▶ [THE TASK]: Search the material below for the word "Средний". Copy every line that has it.
--
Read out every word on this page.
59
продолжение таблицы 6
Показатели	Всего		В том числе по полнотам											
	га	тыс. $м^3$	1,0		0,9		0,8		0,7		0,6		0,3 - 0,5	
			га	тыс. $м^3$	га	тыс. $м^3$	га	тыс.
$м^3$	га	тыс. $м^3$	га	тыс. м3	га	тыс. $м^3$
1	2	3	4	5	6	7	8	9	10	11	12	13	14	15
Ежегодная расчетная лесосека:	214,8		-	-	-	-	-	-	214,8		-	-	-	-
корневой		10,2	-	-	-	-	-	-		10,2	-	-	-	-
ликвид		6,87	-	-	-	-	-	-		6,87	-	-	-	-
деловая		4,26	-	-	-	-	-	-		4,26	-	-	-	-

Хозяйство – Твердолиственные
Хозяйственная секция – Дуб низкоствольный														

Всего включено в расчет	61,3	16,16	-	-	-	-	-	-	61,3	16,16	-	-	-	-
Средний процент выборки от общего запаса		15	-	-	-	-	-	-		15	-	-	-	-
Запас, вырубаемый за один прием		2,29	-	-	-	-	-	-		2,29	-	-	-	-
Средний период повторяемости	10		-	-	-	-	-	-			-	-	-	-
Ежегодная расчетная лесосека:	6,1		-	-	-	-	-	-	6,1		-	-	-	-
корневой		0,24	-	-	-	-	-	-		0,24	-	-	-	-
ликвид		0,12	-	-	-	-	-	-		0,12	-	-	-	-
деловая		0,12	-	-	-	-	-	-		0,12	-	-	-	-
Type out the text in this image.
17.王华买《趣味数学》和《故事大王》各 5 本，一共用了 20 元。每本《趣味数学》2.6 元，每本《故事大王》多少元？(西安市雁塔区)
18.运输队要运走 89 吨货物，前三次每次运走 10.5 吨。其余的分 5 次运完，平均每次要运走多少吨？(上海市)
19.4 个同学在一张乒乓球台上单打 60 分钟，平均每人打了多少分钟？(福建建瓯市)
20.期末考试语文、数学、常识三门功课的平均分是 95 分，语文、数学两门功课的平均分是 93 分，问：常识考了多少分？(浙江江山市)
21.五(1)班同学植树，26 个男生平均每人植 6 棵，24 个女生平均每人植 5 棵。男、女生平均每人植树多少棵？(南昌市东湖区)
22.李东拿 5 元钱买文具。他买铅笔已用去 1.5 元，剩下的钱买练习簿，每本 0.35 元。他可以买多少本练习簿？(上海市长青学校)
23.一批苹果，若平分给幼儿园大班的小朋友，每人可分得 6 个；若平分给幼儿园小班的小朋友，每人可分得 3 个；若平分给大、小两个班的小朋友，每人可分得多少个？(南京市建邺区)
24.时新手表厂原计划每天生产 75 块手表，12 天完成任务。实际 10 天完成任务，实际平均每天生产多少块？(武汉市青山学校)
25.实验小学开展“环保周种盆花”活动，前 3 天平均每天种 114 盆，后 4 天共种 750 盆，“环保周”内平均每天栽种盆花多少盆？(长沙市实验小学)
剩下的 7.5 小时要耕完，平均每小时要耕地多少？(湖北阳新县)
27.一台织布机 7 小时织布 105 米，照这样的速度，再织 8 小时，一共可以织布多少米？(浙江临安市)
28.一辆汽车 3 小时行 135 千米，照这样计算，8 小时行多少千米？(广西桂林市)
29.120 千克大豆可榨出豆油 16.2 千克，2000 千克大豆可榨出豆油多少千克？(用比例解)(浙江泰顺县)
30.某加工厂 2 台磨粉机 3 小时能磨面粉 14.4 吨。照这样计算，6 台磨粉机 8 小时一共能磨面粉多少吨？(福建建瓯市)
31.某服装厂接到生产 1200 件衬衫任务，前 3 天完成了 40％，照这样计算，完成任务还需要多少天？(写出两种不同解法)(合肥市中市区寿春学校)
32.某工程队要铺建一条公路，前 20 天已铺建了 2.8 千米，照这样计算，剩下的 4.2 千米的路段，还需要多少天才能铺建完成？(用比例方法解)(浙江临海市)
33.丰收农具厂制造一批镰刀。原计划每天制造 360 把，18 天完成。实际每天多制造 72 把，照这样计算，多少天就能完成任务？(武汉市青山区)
--
▶ [REPLY TO THE TASK]:
Средний процент выборки от общего запаса		15	-	-	-	-	-	-		15	-	-	-	-
Средний период повторяемости	10		-	-	-	-	-	-			-	-	-	-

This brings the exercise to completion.